Reproduce verbatim the portion of the data below that opens with the line containing "Segment this chart: for" and closes with the line containing "y-tick-label: 3.8 (606, 557, 629, 575)", both of those lines included.

**** Records for this task ****

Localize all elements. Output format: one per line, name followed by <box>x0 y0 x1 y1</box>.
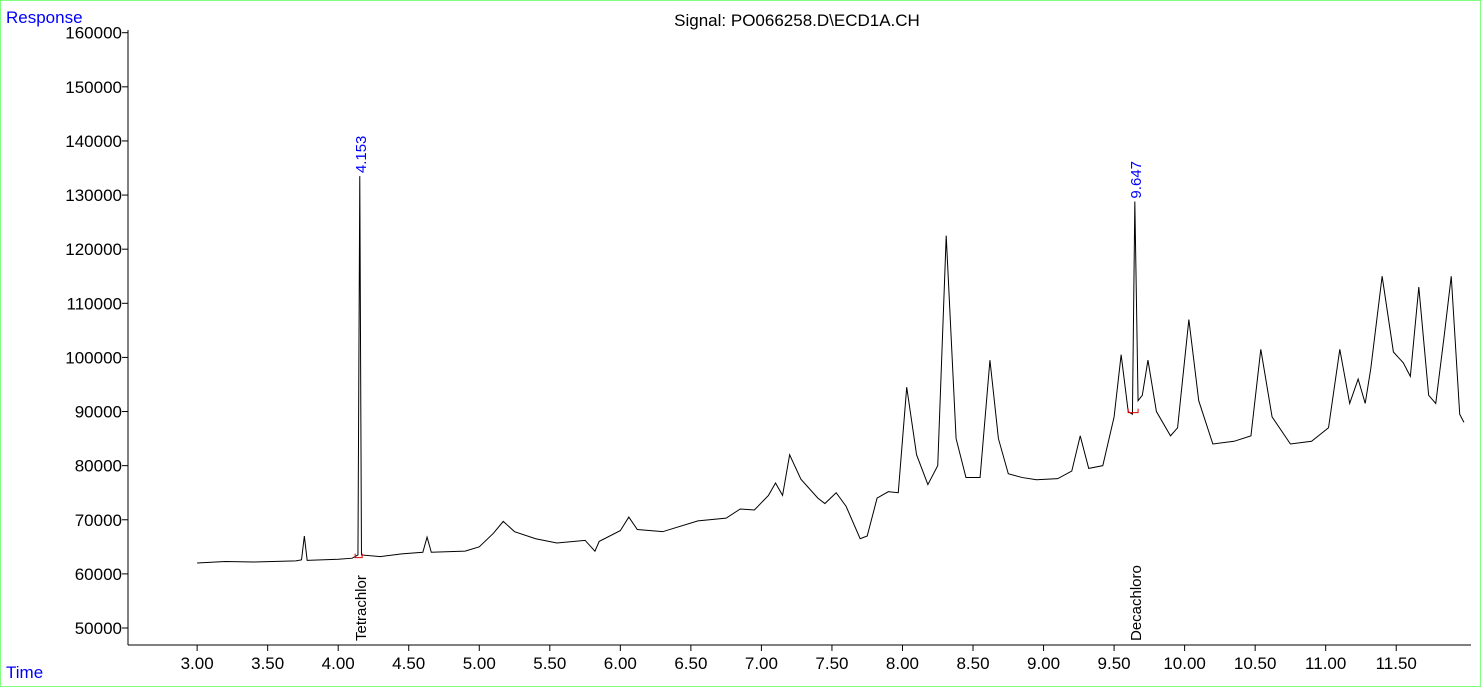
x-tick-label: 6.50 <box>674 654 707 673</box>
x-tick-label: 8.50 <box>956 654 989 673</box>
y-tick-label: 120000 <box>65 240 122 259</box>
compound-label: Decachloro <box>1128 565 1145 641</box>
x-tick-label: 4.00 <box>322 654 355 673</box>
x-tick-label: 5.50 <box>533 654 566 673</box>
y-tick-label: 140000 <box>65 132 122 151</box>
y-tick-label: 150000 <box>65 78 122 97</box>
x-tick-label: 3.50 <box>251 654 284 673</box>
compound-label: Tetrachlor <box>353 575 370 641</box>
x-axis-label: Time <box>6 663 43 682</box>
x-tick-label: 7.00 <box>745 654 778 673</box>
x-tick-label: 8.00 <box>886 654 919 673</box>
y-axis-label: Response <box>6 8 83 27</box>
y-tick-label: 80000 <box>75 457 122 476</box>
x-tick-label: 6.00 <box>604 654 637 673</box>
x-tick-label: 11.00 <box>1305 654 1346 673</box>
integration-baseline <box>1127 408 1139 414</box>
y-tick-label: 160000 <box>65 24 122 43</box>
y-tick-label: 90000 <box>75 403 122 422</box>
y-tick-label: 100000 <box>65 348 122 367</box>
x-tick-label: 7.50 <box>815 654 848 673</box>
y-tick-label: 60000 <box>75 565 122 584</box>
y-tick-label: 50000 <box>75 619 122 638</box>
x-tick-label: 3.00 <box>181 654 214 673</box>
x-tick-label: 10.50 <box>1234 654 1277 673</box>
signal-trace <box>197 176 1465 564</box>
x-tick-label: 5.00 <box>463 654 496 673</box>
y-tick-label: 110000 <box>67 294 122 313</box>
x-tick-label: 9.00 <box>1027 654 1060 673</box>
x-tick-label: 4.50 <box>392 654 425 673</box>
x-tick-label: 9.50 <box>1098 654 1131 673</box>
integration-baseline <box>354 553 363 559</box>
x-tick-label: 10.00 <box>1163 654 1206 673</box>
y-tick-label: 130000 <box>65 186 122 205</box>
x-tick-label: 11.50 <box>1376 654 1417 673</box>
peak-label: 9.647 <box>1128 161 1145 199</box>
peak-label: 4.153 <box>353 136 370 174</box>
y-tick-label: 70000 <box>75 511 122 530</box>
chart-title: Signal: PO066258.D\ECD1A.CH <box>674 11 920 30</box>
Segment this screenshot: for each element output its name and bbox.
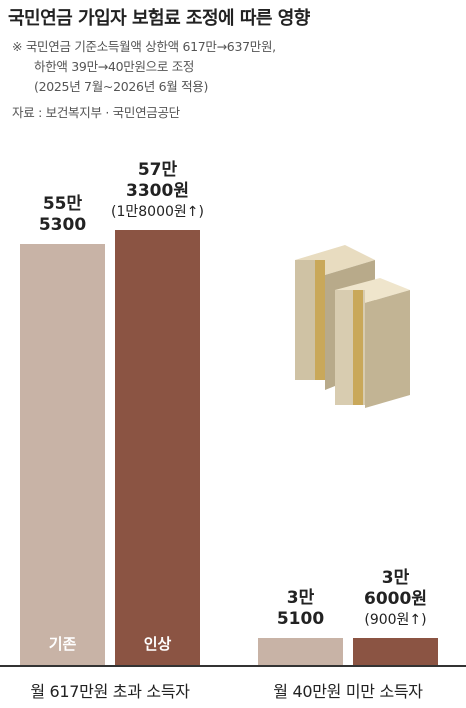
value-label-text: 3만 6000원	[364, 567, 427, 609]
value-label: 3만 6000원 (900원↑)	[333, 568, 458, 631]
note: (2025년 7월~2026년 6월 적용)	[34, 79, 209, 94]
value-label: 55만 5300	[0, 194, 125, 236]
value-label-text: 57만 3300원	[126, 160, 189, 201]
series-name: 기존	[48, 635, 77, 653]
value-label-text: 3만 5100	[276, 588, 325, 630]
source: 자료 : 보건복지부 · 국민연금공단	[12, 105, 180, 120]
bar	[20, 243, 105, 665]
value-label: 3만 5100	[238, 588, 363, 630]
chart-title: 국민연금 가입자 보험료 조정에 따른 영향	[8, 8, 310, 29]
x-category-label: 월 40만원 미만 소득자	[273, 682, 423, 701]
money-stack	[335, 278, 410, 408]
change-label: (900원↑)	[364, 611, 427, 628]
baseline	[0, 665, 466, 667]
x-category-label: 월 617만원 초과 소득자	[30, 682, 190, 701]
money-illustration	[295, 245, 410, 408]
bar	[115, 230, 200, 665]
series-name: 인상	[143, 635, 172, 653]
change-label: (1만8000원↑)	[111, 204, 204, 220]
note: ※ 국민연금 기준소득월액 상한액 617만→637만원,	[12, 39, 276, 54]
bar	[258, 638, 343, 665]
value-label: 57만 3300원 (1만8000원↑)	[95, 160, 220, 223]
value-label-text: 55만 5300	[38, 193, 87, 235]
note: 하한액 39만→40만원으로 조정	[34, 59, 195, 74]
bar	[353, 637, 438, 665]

****
**** Records for this task ****

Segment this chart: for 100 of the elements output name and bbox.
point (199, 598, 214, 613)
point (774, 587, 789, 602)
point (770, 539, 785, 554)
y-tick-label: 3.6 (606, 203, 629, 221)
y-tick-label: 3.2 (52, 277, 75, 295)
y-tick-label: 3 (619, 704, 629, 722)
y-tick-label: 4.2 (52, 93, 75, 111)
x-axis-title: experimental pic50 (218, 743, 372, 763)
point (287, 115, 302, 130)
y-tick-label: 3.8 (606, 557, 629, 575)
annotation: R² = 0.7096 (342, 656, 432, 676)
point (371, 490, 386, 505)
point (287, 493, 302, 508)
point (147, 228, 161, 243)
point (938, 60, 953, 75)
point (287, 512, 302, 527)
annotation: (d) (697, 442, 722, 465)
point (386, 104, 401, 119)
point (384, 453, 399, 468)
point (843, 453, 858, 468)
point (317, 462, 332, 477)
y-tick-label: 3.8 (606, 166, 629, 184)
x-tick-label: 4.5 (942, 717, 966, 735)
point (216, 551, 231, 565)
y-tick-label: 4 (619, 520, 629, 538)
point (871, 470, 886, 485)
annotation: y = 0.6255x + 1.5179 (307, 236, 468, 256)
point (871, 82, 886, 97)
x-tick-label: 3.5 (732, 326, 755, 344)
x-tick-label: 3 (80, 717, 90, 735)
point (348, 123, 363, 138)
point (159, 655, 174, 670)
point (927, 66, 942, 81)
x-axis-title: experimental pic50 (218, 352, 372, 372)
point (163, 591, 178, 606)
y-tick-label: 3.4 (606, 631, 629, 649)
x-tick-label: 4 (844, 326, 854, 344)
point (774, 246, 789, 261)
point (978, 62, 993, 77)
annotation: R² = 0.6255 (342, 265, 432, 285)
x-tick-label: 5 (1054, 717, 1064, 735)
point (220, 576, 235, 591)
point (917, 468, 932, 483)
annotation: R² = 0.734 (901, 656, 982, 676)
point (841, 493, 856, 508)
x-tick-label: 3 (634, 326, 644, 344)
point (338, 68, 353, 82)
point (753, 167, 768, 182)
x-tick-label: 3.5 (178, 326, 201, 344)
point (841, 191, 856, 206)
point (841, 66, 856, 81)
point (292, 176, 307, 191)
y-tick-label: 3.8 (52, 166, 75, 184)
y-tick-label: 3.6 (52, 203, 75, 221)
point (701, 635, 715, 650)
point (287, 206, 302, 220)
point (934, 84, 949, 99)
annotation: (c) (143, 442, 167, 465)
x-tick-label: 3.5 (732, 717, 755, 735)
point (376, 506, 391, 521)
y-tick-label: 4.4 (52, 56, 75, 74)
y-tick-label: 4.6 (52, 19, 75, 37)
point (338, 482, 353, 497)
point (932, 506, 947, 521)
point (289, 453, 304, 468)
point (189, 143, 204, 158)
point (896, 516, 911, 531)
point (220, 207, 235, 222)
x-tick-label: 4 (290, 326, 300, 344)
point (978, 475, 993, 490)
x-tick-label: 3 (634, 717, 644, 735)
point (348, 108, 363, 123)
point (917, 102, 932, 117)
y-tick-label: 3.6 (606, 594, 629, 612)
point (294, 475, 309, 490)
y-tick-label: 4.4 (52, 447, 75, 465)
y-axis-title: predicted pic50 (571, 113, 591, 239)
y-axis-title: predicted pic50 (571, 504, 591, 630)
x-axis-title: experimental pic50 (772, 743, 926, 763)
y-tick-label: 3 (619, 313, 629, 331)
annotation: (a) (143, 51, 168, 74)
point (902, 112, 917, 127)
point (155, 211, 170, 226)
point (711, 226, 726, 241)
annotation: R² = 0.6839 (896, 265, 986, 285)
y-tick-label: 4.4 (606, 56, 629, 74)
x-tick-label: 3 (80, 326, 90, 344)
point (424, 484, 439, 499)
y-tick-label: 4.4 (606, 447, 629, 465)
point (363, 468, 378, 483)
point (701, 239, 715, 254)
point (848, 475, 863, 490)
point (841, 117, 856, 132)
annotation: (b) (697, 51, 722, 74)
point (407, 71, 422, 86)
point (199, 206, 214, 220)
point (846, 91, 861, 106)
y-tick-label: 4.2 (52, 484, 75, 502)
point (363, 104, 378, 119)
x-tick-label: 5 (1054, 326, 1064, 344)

****
**** Records for this task ****

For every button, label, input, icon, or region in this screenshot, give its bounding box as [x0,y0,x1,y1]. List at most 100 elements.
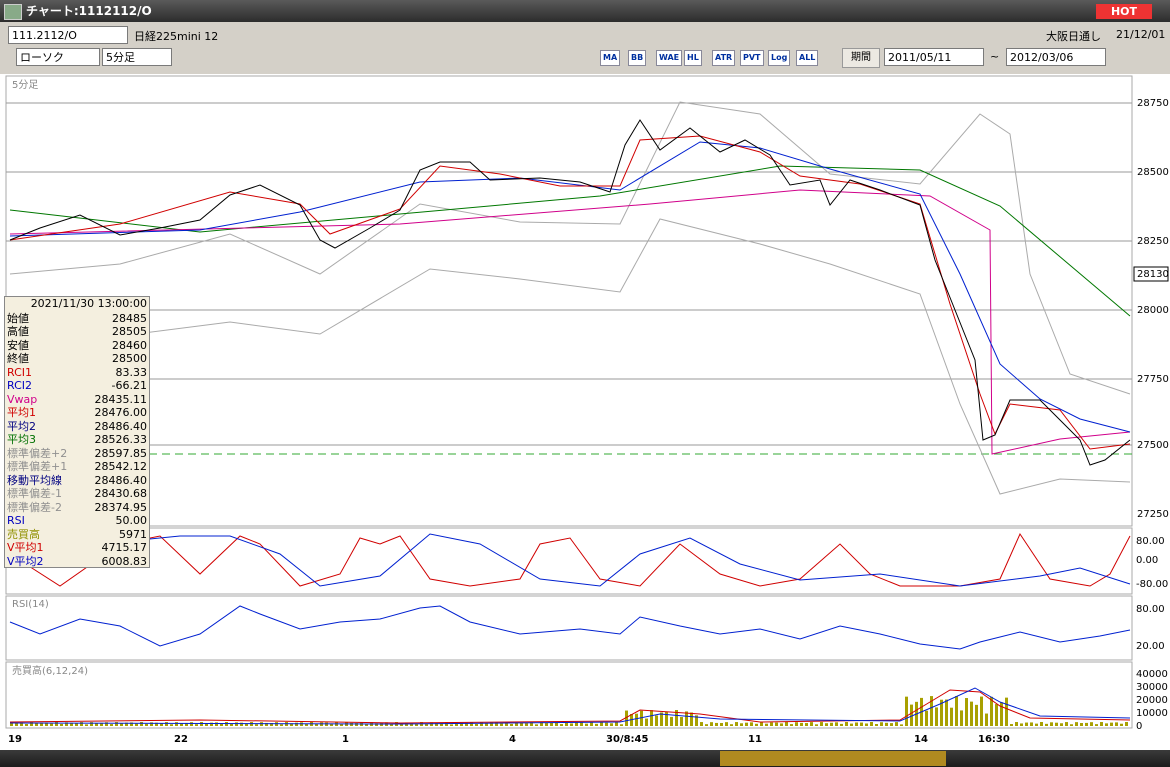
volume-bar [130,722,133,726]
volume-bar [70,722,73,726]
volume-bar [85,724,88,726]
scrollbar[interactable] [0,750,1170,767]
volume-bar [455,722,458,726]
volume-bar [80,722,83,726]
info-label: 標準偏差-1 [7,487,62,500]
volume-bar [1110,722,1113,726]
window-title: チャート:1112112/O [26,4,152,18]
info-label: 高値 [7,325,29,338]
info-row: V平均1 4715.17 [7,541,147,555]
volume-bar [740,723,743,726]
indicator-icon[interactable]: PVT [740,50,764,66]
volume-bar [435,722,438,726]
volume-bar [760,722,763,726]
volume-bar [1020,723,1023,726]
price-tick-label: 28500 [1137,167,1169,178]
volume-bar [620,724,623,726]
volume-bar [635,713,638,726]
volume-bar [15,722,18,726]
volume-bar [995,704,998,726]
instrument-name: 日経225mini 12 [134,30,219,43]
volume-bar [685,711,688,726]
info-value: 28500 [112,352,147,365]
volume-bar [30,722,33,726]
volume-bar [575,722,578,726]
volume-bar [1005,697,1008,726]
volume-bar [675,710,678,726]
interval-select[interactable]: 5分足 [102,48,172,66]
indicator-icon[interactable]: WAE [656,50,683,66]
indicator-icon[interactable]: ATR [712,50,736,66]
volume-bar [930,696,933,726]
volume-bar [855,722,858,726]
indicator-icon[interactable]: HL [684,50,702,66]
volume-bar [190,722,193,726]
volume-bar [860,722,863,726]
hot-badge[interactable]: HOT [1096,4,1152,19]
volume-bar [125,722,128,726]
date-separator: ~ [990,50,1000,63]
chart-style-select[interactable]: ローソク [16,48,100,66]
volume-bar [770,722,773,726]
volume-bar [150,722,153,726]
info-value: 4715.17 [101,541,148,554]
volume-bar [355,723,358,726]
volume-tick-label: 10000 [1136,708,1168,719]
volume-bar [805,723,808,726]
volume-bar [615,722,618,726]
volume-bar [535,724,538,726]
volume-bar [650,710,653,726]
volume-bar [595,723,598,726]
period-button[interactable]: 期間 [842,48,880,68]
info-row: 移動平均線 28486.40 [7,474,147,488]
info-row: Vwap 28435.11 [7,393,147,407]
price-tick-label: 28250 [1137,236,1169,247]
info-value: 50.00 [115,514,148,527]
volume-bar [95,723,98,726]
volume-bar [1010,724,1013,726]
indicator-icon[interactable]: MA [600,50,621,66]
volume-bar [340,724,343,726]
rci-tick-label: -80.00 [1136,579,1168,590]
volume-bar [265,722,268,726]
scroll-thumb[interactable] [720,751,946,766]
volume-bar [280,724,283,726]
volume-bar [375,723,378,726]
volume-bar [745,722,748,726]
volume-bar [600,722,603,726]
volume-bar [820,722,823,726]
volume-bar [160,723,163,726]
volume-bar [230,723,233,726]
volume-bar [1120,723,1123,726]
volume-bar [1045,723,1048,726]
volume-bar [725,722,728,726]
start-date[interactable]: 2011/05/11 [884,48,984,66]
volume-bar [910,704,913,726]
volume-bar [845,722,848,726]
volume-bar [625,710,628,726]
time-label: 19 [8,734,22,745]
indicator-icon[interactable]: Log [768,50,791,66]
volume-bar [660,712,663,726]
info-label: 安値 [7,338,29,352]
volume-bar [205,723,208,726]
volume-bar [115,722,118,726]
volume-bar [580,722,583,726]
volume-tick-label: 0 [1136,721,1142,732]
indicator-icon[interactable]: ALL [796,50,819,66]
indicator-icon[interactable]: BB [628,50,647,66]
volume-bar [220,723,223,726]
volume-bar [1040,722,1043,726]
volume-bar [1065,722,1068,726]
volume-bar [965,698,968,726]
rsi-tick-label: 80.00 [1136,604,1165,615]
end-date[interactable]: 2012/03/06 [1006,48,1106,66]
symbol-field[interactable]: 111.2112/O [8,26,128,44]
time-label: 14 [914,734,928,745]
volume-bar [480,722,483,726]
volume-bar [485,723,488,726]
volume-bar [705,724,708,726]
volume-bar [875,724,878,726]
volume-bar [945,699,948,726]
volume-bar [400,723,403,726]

****

Result of the task
Segment this chart: for 100 of the elements output name and bbox.
point (199, 598, 214, 613)
point (774, 587, 789, 602)
point (770, 539, 785, 554)
y-tick-label: 3.6 (606, 203, 629, 221)
y-tick-label: 3.2 (52, 277, 75, 295)
y-tick-label: 3 (619, 704, 629, 722)
y-tick-label: 4.2 (52, 93, 75, 111)
x-axis-title: experimental pic50 (218, 743, 372, 763)
point (287, 115, 302, 130)
y-tick-label: 3.8 (606, 557, 629, 575)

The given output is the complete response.